Copy out each line in the material below that has the word "степи".

....

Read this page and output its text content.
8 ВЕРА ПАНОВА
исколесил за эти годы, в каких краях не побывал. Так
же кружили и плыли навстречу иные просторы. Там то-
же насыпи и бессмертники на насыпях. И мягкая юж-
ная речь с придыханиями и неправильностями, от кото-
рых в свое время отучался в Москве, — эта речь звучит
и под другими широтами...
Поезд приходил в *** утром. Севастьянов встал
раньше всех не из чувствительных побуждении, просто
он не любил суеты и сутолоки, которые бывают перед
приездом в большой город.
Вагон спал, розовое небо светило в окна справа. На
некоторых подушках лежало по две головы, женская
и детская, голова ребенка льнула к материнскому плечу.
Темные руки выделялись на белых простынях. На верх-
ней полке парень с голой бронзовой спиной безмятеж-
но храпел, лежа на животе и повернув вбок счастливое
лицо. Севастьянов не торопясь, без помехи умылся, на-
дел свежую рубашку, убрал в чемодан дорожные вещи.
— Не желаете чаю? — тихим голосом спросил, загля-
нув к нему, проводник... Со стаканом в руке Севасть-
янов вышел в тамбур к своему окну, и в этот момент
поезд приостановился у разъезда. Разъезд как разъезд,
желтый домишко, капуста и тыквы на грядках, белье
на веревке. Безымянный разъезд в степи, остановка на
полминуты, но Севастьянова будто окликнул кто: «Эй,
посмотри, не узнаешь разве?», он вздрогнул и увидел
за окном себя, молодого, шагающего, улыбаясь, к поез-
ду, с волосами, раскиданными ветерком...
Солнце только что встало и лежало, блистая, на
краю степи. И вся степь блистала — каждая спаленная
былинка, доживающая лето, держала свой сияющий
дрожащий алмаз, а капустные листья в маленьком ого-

....

Task answer
на веревке. Безымянный разъезд в степи, остановка на
краю степи. И вся степь блистала — каждая спаленная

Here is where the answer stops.